-- Given records start --
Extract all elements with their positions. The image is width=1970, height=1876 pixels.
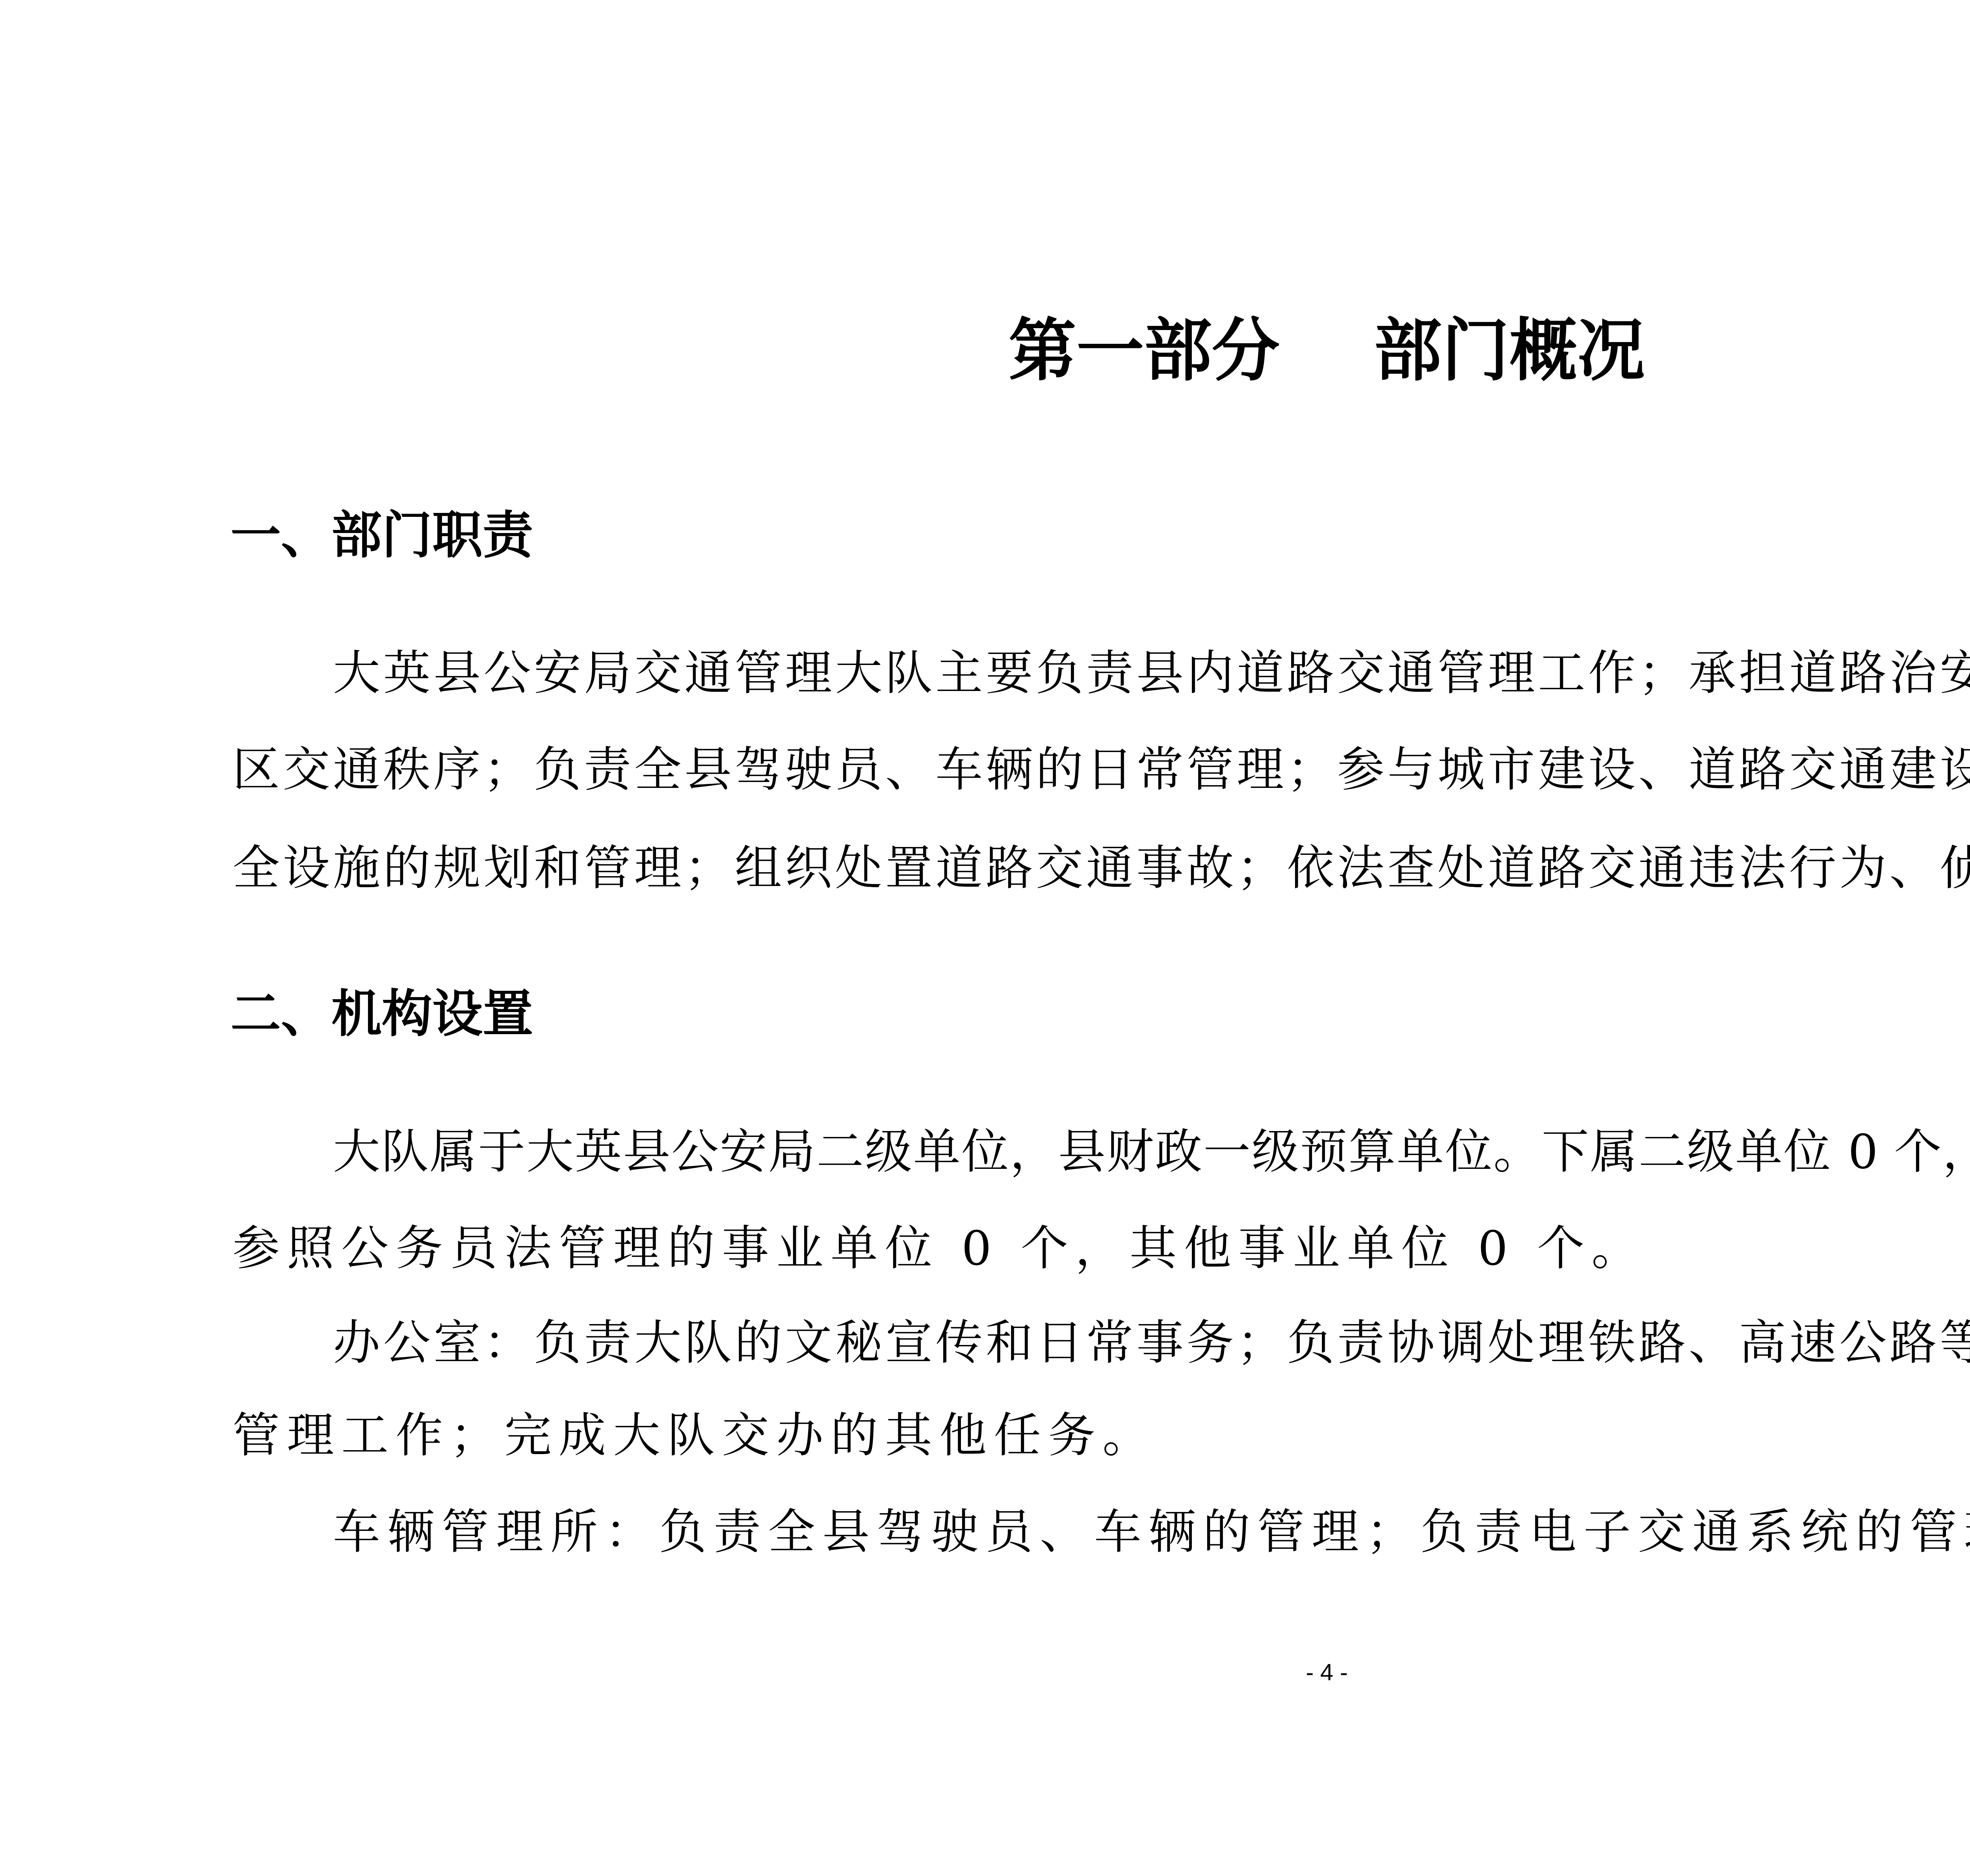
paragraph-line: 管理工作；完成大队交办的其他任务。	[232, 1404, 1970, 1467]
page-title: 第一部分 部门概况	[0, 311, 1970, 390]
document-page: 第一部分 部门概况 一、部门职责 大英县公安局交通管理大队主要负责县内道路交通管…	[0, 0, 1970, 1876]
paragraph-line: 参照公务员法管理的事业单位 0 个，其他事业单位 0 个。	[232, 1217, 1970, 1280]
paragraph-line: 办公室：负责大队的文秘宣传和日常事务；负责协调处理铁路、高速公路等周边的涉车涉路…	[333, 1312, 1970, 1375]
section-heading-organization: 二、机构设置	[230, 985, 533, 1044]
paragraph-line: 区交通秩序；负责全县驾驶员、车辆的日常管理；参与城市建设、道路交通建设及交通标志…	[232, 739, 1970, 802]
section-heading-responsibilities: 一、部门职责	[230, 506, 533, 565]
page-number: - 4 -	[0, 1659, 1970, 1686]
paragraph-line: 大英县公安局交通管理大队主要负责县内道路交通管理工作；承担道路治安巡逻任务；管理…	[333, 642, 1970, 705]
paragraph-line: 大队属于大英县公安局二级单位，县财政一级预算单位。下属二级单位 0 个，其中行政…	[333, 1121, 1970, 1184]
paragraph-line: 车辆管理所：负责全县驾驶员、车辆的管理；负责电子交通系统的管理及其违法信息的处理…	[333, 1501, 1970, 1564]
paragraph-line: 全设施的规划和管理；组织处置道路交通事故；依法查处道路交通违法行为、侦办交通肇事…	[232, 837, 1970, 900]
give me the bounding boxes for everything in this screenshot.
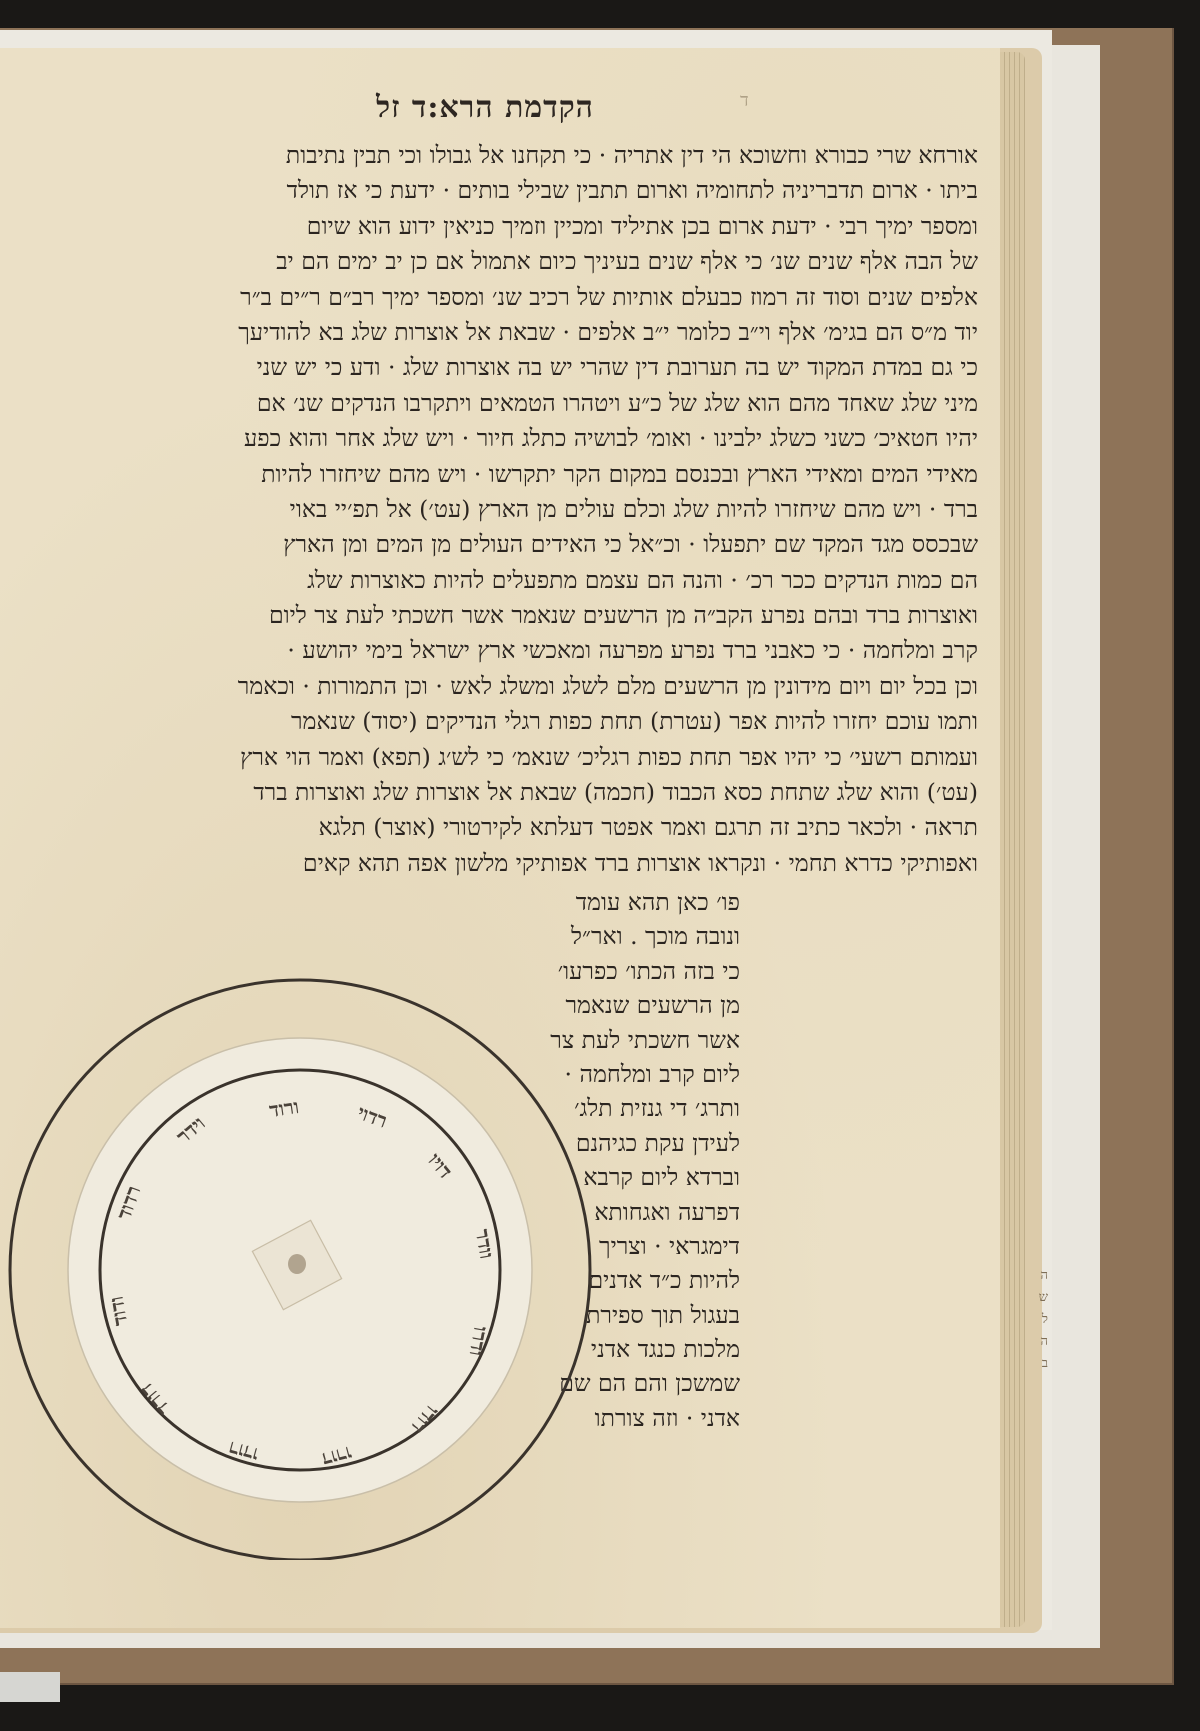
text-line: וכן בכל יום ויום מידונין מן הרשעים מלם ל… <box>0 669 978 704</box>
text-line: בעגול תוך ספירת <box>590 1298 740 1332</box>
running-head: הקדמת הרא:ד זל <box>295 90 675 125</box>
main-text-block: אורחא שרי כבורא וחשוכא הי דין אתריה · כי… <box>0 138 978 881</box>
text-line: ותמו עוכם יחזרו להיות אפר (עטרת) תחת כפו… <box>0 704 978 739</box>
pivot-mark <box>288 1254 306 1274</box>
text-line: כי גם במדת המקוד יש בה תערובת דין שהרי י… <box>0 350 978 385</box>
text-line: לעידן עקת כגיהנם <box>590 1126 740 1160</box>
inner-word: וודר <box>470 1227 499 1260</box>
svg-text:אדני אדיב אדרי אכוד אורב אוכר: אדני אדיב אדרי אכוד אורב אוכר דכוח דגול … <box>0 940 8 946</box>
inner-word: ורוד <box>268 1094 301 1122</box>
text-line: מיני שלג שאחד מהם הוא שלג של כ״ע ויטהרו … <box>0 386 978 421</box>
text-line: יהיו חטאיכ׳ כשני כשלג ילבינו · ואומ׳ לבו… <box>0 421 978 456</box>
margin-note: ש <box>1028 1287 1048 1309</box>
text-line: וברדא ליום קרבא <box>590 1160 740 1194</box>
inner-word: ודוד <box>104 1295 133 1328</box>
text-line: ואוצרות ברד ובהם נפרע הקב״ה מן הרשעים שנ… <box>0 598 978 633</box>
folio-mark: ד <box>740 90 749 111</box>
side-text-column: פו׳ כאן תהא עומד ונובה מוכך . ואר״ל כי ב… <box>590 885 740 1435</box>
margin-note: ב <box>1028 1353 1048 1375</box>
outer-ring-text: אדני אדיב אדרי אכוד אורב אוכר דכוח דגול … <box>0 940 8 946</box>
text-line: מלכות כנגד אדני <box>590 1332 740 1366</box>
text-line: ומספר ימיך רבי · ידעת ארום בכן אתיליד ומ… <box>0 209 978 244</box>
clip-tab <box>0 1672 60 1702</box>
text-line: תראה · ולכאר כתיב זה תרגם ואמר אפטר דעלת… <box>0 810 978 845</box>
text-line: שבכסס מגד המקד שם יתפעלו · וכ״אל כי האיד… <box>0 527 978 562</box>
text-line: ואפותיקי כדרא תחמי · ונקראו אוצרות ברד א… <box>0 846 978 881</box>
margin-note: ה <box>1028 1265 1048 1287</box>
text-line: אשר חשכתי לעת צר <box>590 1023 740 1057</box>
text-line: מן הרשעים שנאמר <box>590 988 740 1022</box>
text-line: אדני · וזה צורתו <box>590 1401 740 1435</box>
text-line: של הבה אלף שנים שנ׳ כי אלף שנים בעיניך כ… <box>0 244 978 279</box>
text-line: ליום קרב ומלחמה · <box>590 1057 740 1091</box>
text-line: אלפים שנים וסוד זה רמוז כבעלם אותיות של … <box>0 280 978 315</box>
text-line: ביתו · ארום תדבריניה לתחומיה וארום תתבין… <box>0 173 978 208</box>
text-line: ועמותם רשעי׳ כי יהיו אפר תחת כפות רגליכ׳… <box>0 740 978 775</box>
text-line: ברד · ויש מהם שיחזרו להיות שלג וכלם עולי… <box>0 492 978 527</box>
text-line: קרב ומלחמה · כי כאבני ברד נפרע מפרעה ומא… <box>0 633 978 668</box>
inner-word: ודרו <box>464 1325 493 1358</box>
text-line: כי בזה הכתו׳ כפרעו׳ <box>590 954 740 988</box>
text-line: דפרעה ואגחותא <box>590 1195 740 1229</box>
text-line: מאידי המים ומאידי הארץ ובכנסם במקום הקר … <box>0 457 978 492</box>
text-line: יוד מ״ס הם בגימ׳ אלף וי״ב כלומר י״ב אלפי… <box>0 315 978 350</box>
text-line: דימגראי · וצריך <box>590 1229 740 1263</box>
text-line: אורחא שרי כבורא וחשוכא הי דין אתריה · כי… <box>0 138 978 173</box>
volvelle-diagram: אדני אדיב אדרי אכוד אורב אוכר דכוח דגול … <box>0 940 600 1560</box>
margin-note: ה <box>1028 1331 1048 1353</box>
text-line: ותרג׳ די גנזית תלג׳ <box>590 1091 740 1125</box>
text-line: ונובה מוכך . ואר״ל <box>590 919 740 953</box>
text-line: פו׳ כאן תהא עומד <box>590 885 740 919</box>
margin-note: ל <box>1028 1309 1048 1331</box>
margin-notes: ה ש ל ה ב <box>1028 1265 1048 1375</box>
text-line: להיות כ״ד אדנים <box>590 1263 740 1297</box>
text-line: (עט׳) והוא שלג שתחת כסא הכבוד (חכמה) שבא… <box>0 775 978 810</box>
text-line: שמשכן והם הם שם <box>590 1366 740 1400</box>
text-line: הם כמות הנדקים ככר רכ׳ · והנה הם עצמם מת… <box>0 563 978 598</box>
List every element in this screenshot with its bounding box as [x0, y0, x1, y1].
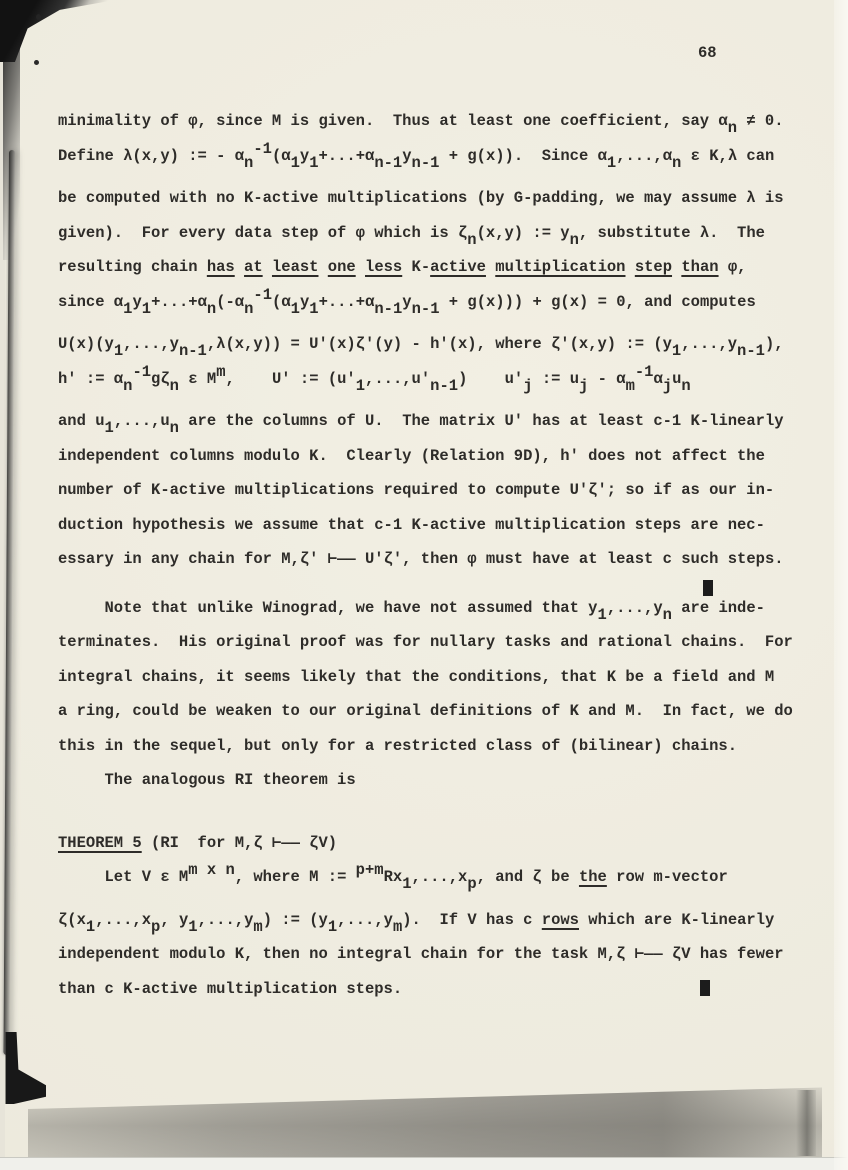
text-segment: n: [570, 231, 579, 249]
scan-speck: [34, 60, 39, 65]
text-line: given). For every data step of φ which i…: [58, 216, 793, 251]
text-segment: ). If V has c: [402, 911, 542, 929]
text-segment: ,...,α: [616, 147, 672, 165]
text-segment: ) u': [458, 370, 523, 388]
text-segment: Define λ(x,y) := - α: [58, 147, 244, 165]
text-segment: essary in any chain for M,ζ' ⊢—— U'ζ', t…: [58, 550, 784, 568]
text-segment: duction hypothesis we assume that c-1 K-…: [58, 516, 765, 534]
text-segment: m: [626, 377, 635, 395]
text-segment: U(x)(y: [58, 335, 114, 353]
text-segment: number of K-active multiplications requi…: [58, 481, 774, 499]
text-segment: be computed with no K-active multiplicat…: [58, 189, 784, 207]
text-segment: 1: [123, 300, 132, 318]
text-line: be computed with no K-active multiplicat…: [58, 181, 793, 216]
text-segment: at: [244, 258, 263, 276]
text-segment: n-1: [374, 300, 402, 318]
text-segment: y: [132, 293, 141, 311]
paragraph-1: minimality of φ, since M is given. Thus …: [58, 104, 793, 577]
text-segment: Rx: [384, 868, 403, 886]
-- Given records end --
Prompt - Copy verbatim the part of the data above that opens with the line containing "1404, 1970, 1467]" and closes with the line containing "642, 1970, 705]", including both of those lines.

Response -
paragraph-line: 管理工作；完成大队交办的其他任务。	[232, 1404, 1970, 1467]
page-title: 第一部分 部门概况	[0, 311, 1970, 390]
document-page: 第一部分 部门概况 一、部门职责 大英县公安局交通管理大队主要负责县内道路交通管…	[0, 0, 1970, 1876]
paragraph-line: 参照公务员法管理的事业单位 0 个，其他事业单位 0 个。	[232, 1217, 1970, 1280]
paragraph-line: 办公室：负责大队的文秘宣传和日常事务；负责协调处理铁路、高速公路等周边的涉车涉路…	[333, 1312, 1970, 1375]
section-heading-organization: 二、机构设置	[230, 985, 533, 1044]
paragraph-line: 区交通秩序；负责全县驾驶员、车辆的日常管理；参与城市建设、道路交通建设及交通标志…	[232, 739, 1970, 802]
section-heading-responsibilities: 一、部门职责	[230, 506, 533, 565]
page-number: - 4 -	[0, 1659, 1970, 1686]
paragraph-line: 大英县公安局交通管理大队主要负责县内道路交通管理工作；承担道路治安巡逻任务；管理…	[333, 642, 1970, 705]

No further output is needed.